__Exercise task__. Below are some records. Pull every line that contains the word "Convert".

__Materials provided__.

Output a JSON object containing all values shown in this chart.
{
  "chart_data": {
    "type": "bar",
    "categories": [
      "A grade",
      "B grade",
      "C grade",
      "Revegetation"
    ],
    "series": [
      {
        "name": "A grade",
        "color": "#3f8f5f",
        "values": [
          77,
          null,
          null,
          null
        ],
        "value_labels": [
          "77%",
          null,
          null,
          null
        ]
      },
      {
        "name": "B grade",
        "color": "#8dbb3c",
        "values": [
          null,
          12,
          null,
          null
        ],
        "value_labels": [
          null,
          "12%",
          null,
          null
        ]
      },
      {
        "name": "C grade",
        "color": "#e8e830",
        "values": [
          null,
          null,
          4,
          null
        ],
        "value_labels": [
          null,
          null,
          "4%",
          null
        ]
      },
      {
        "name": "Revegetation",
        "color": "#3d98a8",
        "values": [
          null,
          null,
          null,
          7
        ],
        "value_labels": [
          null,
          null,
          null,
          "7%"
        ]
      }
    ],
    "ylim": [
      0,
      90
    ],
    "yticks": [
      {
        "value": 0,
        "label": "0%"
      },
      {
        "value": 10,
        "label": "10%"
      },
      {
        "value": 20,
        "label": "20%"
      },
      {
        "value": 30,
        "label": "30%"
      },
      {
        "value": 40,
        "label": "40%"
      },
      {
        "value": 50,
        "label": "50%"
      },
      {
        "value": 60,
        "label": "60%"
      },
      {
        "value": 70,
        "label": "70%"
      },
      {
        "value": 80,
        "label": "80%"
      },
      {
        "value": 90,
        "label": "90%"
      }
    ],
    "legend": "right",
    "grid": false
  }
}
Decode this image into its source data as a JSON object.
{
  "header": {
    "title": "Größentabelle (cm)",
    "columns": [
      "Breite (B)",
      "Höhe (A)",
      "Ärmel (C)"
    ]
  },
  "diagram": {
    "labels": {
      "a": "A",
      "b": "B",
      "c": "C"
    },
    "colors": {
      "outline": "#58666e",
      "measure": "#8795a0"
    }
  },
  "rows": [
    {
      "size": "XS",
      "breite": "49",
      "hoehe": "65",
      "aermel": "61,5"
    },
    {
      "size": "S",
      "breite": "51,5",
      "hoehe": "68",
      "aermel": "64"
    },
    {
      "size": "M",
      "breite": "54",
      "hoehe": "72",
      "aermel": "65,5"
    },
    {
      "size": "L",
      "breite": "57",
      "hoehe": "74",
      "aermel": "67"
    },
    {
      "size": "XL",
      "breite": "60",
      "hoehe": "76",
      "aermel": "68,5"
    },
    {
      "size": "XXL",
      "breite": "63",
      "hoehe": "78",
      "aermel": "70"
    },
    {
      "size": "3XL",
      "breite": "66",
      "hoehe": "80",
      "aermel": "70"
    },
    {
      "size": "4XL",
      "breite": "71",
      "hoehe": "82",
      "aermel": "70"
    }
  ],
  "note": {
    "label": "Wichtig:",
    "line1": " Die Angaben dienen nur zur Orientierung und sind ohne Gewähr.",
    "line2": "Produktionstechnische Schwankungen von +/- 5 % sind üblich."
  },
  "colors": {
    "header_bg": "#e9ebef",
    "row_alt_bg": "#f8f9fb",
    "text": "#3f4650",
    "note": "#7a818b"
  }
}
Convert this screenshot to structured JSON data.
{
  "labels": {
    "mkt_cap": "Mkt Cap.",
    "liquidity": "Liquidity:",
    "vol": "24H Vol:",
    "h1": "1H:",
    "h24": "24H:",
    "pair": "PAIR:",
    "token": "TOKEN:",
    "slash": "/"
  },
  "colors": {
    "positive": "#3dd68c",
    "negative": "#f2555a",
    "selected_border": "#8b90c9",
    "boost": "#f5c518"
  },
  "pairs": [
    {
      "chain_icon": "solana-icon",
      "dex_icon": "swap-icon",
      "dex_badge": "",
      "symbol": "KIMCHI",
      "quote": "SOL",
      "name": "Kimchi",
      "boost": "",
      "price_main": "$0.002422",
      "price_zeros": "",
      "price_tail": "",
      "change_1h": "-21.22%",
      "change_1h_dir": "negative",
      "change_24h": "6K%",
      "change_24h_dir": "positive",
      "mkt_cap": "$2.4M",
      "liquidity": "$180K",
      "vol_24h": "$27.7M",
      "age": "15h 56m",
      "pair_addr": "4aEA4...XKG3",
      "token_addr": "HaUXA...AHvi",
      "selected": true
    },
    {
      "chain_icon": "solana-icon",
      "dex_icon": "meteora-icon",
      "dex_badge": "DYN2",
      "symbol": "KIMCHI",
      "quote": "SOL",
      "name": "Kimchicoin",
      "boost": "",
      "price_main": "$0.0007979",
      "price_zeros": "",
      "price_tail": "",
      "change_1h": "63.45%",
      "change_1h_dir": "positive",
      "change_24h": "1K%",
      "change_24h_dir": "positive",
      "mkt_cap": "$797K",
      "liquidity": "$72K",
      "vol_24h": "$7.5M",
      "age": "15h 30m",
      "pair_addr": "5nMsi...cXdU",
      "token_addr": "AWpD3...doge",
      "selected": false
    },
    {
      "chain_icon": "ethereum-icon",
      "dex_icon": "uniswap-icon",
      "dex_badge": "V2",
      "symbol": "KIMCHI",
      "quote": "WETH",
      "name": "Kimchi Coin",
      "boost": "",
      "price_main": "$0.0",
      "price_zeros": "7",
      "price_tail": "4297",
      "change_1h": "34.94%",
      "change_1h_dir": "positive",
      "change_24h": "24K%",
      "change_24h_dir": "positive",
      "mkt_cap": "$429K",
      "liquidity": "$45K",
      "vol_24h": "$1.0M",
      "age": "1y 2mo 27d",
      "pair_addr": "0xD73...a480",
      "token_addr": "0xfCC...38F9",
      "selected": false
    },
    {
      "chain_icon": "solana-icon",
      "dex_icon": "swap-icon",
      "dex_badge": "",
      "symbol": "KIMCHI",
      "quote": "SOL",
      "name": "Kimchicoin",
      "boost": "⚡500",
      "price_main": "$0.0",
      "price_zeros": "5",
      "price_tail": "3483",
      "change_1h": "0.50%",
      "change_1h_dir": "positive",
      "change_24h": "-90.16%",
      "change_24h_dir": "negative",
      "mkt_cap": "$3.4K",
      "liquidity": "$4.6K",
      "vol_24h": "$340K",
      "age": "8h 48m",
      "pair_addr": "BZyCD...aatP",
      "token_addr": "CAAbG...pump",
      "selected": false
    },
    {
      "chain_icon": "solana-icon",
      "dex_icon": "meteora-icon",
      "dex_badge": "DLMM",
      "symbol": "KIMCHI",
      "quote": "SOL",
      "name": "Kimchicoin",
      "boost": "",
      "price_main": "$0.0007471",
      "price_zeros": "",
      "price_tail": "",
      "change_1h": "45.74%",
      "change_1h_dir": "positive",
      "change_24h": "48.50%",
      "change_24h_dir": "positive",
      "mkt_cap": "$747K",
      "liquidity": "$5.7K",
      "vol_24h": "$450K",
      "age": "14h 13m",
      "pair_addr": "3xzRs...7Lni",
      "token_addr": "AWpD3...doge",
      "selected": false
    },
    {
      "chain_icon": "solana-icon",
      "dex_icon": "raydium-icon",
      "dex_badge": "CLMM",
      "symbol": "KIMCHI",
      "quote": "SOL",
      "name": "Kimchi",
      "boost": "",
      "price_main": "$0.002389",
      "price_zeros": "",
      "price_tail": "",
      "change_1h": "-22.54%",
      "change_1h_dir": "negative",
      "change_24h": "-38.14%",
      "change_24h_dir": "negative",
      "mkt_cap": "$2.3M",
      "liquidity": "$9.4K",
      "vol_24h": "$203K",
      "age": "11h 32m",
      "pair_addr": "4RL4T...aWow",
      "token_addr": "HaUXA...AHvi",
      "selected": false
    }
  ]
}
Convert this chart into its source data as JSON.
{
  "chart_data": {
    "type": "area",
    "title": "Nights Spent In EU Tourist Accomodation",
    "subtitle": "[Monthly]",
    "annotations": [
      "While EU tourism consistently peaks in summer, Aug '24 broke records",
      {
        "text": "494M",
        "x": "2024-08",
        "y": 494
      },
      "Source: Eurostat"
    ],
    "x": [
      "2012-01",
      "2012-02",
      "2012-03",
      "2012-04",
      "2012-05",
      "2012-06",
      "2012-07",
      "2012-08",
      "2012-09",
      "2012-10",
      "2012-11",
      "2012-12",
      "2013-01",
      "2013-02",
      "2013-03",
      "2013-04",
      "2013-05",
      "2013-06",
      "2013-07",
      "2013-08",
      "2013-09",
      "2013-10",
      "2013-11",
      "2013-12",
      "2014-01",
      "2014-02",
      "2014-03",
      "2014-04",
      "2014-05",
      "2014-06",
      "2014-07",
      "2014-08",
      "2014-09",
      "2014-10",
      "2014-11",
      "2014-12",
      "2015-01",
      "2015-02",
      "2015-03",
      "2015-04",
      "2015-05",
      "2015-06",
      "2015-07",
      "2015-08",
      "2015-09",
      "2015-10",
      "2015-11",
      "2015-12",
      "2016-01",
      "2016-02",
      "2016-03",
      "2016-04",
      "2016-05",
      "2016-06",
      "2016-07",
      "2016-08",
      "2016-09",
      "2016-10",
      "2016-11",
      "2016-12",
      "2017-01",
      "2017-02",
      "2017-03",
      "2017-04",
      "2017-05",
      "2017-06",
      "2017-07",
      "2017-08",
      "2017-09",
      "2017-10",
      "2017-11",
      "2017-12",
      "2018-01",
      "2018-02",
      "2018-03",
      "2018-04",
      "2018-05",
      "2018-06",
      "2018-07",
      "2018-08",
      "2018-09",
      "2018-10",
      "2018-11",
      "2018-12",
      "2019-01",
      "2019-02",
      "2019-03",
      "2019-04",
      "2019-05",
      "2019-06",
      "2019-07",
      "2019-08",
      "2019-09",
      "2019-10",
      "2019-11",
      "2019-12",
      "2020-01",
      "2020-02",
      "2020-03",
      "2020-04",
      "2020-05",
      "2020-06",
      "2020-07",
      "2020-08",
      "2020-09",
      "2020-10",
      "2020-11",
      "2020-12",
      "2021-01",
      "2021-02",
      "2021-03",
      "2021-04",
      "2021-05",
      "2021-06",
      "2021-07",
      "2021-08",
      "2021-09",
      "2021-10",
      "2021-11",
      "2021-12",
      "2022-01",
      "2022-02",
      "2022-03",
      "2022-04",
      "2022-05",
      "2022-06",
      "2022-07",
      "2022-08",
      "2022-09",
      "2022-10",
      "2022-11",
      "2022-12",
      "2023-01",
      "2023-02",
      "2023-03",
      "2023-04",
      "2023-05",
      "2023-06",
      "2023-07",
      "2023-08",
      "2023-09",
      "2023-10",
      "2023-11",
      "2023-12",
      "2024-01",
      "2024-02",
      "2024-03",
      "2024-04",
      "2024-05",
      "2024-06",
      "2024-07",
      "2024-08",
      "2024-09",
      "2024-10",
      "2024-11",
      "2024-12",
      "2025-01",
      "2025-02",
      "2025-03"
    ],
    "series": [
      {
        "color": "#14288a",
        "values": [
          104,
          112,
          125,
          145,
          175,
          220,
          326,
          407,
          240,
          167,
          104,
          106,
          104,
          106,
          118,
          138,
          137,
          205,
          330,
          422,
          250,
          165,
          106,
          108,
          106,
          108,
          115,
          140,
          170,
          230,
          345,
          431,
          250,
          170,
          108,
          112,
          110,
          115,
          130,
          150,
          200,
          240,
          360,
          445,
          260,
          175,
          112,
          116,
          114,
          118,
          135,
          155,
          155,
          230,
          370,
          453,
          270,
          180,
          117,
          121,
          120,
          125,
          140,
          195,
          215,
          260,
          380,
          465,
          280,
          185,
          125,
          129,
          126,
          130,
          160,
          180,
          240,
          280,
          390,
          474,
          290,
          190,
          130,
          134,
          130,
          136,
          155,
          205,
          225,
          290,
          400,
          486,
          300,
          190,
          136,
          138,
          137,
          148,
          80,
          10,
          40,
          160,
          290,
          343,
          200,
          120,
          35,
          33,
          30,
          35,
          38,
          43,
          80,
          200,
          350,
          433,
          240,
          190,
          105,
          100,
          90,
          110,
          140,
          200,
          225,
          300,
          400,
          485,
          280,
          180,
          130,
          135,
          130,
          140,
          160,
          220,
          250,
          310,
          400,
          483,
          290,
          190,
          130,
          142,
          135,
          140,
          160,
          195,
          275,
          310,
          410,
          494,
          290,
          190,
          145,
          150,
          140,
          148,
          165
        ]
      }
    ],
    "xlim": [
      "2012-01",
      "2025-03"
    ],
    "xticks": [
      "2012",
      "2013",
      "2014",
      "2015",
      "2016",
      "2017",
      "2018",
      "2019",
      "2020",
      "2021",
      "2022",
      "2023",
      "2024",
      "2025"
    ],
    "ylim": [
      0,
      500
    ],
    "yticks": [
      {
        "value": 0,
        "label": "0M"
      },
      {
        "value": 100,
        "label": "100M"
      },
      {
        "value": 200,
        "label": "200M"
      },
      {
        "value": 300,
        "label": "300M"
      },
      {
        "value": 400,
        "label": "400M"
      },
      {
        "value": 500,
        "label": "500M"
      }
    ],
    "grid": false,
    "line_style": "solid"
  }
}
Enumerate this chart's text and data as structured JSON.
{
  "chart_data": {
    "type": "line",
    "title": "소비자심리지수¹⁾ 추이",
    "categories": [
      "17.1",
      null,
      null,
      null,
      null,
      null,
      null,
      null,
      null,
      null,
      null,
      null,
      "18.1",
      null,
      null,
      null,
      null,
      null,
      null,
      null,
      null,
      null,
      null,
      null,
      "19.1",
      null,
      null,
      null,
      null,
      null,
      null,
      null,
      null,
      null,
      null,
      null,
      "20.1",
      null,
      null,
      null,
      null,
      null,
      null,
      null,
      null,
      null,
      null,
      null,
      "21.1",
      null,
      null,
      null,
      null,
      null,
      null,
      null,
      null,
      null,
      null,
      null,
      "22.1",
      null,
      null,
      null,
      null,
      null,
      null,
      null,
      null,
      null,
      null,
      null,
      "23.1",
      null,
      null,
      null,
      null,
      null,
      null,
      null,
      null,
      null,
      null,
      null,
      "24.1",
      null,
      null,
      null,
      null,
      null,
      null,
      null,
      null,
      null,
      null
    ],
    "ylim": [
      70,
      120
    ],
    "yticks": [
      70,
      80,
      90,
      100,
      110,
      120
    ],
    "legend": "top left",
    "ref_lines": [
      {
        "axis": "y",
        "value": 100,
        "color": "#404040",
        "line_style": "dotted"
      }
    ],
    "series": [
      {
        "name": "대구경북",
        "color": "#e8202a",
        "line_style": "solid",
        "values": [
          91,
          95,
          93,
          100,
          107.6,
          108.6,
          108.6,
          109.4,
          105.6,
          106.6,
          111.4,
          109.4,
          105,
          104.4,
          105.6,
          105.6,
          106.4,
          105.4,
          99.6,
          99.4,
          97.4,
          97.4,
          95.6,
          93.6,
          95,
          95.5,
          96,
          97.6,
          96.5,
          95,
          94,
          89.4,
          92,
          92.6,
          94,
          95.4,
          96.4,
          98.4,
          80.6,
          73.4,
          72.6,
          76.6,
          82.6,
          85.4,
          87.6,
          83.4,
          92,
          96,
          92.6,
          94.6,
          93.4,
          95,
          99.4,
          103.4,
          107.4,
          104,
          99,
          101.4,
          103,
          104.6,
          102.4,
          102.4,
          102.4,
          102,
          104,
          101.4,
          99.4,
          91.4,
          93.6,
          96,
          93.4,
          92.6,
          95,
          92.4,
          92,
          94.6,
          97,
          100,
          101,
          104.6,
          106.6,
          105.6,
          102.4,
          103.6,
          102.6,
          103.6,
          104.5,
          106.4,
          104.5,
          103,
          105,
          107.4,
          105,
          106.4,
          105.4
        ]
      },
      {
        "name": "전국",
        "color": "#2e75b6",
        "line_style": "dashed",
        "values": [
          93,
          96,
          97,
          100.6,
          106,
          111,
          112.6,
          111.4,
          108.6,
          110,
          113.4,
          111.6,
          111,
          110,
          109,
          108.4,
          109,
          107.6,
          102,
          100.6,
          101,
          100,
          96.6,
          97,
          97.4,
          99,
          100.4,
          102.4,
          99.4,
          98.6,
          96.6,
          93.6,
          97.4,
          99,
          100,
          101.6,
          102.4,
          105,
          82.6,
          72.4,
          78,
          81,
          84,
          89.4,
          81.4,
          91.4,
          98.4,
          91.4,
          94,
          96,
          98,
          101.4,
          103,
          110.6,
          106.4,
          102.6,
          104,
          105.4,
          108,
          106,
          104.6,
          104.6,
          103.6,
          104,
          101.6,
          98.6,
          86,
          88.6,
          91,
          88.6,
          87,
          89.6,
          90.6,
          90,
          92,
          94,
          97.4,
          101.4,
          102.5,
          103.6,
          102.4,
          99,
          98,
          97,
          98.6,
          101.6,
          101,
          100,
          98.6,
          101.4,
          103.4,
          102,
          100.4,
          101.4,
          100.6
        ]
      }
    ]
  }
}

__Complete answer__.
Convert this screenshot to structured JSON data.
Convert this chart into its source data as JSON.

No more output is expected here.